§ **Given problem**: Check the listing below for lines that hold "フィリピン統計庁". How many are there? Please give only the number.

......

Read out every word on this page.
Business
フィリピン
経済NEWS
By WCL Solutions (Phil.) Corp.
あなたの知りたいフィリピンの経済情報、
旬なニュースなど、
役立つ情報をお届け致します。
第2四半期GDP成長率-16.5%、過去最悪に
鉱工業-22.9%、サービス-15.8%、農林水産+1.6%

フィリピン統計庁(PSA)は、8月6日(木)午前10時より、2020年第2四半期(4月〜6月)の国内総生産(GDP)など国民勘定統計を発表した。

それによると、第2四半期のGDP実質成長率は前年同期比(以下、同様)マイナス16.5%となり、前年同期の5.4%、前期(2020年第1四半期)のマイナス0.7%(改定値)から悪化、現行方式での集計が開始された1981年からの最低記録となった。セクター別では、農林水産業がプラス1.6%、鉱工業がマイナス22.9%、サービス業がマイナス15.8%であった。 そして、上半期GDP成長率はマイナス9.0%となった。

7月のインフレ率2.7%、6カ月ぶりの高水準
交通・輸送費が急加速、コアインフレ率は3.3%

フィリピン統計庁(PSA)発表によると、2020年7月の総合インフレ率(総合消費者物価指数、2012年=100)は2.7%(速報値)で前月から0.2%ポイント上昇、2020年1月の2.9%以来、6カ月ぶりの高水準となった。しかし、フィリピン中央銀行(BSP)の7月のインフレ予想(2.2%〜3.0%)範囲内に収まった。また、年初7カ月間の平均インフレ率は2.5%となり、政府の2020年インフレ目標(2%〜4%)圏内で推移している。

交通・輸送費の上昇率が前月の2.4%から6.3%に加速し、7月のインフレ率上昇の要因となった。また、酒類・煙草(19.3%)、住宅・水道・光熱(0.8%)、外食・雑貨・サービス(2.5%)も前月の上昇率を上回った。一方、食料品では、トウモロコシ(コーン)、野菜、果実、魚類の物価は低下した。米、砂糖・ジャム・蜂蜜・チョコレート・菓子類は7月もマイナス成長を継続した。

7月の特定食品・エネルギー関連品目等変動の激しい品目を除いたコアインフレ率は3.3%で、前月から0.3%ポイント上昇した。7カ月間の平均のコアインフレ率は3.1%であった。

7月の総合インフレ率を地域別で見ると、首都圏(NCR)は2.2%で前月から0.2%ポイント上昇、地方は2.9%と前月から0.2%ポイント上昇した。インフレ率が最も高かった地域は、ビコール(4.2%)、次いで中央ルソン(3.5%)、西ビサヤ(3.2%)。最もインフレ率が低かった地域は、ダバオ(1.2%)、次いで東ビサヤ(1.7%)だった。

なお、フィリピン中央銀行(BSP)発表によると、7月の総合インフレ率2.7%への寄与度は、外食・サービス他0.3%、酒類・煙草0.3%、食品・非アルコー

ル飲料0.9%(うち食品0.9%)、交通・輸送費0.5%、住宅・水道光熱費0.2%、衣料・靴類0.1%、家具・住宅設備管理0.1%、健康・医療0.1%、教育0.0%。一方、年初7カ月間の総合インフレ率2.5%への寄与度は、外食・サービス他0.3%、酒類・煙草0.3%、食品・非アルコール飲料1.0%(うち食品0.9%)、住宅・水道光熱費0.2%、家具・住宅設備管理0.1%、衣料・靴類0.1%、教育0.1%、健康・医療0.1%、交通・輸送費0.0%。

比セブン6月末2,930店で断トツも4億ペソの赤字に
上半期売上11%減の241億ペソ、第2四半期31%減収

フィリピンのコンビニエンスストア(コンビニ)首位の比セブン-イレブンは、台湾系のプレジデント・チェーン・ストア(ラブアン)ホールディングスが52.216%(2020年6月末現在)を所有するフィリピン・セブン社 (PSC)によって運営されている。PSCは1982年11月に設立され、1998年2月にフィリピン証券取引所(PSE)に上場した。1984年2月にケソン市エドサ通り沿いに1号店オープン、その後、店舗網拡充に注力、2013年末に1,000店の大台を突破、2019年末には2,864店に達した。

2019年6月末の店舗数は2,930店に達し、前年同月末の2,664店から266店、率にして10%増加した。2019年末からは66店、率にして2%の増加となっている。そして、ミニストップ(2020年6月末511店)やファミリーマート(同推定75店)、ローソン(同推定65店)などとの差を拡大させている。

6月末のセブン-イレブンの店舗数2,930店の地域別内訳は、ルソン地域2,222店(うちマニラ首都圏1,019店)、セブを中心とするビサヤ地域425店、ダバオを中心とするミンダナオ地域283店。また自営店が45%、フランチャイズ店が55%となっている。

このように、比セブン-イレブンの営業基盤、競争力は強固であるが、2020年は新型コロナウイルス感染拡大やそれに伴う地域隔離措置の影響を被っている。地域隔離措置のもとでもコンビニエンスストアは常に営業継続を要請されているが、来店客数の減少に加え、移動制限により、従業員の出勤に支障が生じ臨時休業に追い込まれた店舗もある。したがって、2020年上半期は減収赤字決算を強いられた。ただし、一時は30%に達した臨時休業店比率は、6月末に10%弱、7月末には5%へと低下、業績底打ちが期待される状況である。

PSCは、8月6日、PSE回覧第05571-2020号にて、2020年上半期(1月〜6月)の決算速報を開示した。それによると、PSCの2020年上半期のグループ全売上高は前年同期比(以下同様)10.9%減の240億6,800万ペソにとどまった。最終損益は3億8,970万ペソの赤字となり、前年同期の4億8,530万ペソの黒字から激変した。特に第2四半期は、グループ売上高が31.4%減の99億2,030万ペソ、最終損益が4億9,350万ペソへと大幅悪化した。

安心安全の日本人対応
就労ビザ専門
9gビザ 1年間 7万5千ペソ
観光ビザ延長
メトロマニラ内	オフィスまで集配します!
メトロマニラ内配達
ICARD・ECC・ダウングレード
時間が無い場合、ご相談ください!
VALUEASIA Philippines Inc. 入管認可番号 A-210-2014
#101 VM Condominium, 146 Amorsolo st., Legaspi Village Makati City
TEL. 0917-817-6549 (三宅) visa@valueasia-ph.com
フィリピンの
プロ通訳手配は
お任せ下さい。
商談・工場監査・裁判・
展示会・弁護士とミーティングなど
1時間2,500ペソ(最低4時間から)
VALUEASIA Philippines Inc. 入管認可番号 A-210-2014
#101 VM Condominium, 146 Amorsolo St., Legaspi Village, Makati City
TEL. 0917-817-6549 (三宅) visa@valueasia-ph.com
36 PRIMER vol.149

......

§ **Result of this task**: 2